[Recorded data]
## begin

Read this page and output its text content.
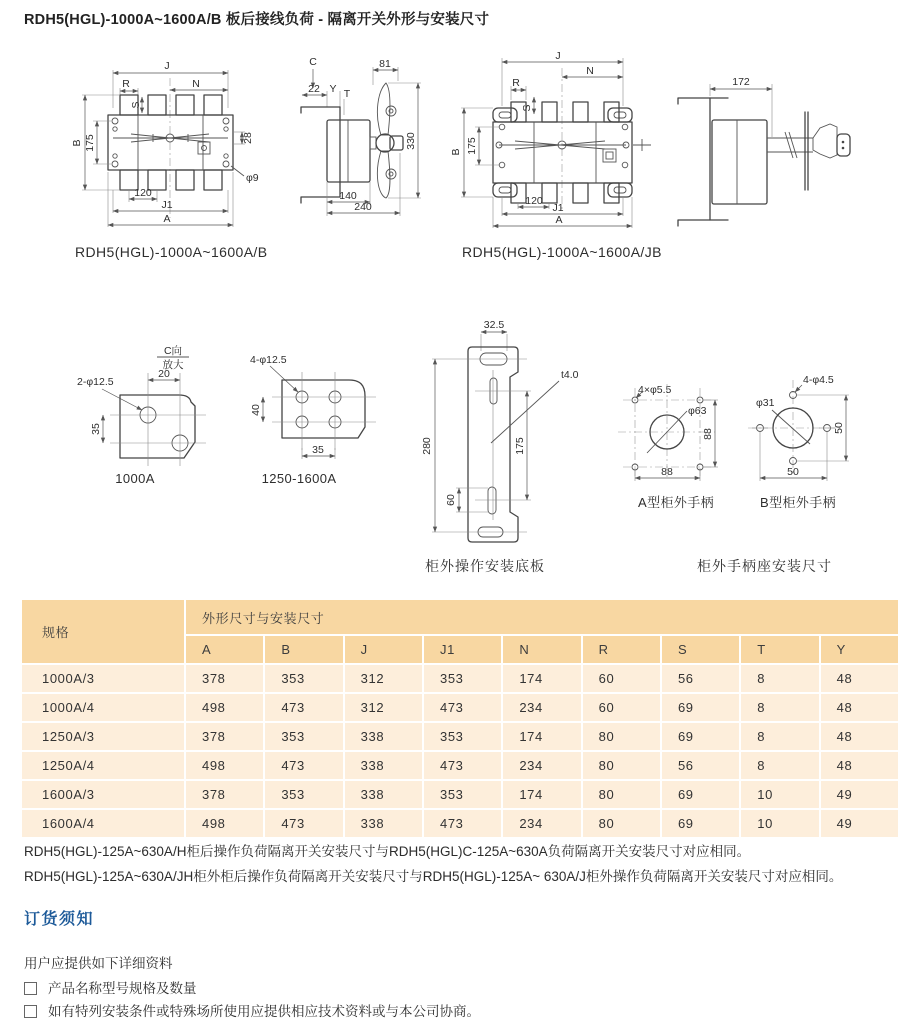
RDH5(HGL)-1000A~1600A/B 板后接线负荷 - 隔离开关外形与安装尺寸
J
N
R
S
28
φ9
B 175
120
J1
A
RDH5(HGL)-1000A~1600A/B
C
22 Y T
81
330
140
240
J
N
R
S
175
B
120
J1
A
RDH5(HGL)-1000A~1600A/JB
172
C向
放大
20
2-φ12.5
35
1000A
4-φ12.5
40
35
1250-1600A
32.5
280	175
60
t4.0
柜外操作安装底板
4×φ5.5
φ63
88
88
A型柜外手柄
4-φ4.5
φ31
50
50
B型柜外手柄
柜外手柄座安装尺寸
规格	外形尺寸与安装尺寸								
	A	B	J	J1	N	R	S	T	Y
1000A/3	378	353	312	353	174	60	56	8	48
1000A/4	498	473	312	473	234	60	69	8	48
1250A/3	378	353	338	353	174	80	69	8	48
1250A/4	498	473	338	473	234	80	56	8	48
1600A/3	378	353	338	353	174	80	69	10	49
1600A/4	498	473	338	473	234	80	69	10	49

RDH5(HGL)-125A~630A/H柜后操作负荷隔离开关安装尺寸与RDH5(HGL)C-125A~630A负荷隔离开关安装尺寸对应相同。

RDH5(HGL)-125A~630A/JH柜外柜后操作负荷隔离开关安装尺寸与RDH5(HGL)-125A~ 630A/J柜外操作负荷隔离开关安装尺寸对应相同。

订货须知

用户应提供如下详细资料

产品名称型号规格及数量

如有特列安装条件或特殊场所使用应提供相应技术资料或与本公司协商。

## end

• Aim of the exercise
Restate the full listing verbatim and drop every picture.

• The output
Read this page and output its text content.
RDH5(HGL)-1000A~1600A/B 板后接线负荷 - 隔离开关外形与安装尺寸
J
N
R
S
28
φ9
B 175
120
J1
A
RDH5(HGL)-1000A~1600A/B
C
22 Y T
81
330
140
240
J
N
R
S
175
B
120
J1
A
RDH5(HGL)-1000A~1600A/JB
172
C向
放大
20
2-φ12.5
35
1000A
4-φ12.5
40
35
1250-1600A
32.5
280	175
60
t4.0
柜外操作安装底板
4×φ5.5
φ63
88
88
A型柜外手柄
4-φ4.5
φ31
50
50
B型柜外手柄
柜外手柄座安装尺寸
规格	外形尺寸与安装尺寸								
	A	B	J	J1	N	R	S	T	Y
1000A/3	378	353	312	353	174	60	56	8	48
1000A/4	498	473	312	473	234	60	69	8	48
1250A/3	378	353	338	353	174	80	69	8	48
1250A/4	498	473	338	473	234	80	56	8	48
1600A/3	378	353	338	353	174	80	69	10	49
1600A/4	498	473	338	473	234	80	69	10	49

RDH5(HGL)-125A~630A/H柜后操作负荷隔离开关安装尺寸与RDH5(HGL)C-125A~630A负荷隔离开关安装尺寸对应相同。

RDH5(HGL)-125A~630A/JH柜外柜后操作负荷隔离开关安装尺寸与RDH5(HGL)-125A~ 630A/J柜外操作负荷隔离开关安装尺寸对应相同。

订货须知

用户应提供如下详细资料

产品名称型号规格及数量

如有特列安装条件或特殊场所使用应提供相应技术资料或与本公司协商。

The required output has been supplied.